▸ Extracted information:

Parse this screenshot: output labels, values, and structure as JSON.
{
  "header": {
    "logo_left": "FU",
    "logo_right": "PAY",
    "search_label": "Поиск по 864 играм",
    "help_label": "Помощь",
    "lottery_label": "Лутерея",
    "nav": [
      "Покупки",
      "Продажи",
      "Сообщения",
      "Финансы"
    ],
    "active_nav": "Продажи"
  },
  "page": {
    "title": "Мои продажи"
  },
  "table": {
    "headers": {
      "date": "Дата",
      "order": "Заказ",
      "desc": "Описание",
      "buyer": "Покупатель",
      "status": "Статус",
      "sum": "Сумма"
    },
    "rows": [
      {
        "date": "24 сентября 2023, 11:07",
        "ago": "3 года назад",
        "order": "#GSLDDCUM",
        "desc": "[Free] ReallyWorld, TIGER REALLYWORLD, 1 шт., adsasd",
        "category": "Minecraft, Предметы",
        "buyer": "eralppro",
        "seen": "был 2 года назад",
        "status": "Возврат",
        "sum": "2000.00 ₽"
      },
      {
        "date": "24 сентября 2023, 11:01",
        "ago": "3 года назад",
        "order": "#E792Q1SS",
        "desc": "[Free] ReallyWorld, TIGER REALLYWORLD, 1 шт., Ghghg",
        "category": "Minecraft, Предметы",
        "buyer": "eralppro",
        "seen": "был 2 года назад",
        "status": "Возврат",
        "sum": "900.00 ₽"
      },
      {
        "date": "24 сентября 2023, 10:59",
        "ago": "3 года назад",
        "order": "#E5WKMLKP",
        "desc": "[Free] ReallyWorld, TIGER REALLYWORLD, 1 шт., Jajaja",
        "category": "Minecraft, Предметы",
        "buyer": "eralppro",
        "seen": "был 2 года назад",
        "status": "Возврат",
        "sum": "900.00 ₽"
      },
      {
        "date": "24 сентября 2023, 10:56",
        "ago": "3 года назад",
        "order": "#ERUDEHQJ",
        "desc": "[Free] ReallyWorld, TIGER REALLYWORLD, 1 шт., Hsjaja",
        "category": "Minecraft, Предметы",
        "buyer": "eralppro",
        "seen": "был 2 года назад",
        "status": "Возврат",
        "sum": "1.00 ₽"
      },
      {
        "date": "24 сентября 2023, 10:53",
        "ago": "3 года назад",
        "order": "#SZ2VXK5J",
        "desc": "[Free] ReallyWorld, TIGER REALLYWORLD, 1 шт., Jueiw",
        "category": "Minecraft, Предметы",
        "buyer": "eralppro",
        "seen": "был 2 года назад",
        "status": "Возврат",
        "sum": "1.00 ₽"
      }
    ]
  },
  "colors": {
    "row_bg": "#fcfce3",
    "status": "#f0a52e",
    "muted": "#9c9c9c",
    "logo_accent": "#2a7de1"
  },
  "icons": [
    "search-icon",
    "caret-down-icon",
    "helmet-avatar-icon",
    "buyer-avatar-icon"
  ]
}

▸ Task to complete: Print the material above once more, exactly.

▸ Answer to this problem:
Parse this screenshot: output labels, values, and structure as JSON.
{
  "header": {
    "logo_left": "FU",
    "logo_right": "PAY",
    "search_label": "Поиск по 864 играм",
    "help_label": "Помощь",
    "lottery_label": "Лутерея",
    "nav": [
      "Покупки",
      "Продажи",
      "Сообщения",
      "Финансы"
    ],
    "active_nav": "Продажи"
  },
  "page": {
    "title": "Мои продажи"
  },
  "table": {
    "headers": {
      "date": "Дата",
      "order": "Заказ",
      "desc": "Описание",
      "buyer": "Покупатель",
      "status": "Статус",
      "sum": "Сумма"
    },
    "rows": [
      {
        "date": "24 сентября 2023, 11:07",
        "ago": "3 года назад",
        "order": "#GSLDDCUM",
        "desc": "[Free] ReallyWorld, TIGER REALLYWORLD, 1 шт., adsasd",
        "category": "Minecraft, Предметы",
        "buyer": "eralppro",
        "seen": "был 2 года назад",
        "status": "Возврат",
        "sum": "2000.00 ₽"
      },
      {
        "date": "24 сентября 2023, 11:01",
        "ago": "3 года назад",
        "order": "#E792Q1SS",
        "desc": "[Free] ReallyWorld, TIGER REALLYWORLD, 1 шт., Ghghg",
        "category": "Minecraft, Предметы",
        "buyer": "eralppro",
        "seen": "был 2 года назад",
        "status": "Возврат",
        "sum": "900.00 ₽"
      },
      {
        "date": "24 сентября 2023, 10:59",
        "ago": "3 года назад",
        "order": "#E5WKMLKP",
        "desc": "[Free] ReallyWorld, TIGER REALLYWORLD, 1 шт., Jajaja",
        "category": "Minecraft, Предметы",
        "buyer": "eralppro",
        "seen": "был 2 года назад",
        "status": "Возврат",
        "sum": "900.00 ₽"
      },
      {
        "date": "24 сентября 2023, 10:56",
        "ago": "3 года назад",
        "order": "#ERUDEHQJ",
        "desc": "[Free] ReallyWorld, TIGER REALLYWORLD, 1 шт., Hsjaja",
        "category": "Minecraft, Предметы",
        "buyer": "eralppro",
        "seen": "был 2 года назад",
        "status": "Возврат",
        "sum": "1.00 ₽"
      },
      {
        "date": "24 сентября 2023, 10:53",
        "ago": "3 года назад",
        "order": "#SZ2VXK5J",
        "desc": "[Free] ReallyWorld, TIGER REALLYWORLD, 1 шт., Jueiw",
        "category": "Minecraft, Предметы",
        "buyer": "eralppro",
        "seen": "был 2 года назад",
        "status": "Возврат",
        "sum": "1.00 ₽"
      }
    ]
  },
  "colors": {
    "row_bg": "#fcfce3",
    "status": "#f0a52e",
    "muted": "#9c9c9c",
    "logo_accent": "#2a7de1"
  },
  "icons": [
    "search-icon",
    "caret-down-icon",
    "helmet-avatar-icon",
    "buyer-avatar-icon"
  ]
}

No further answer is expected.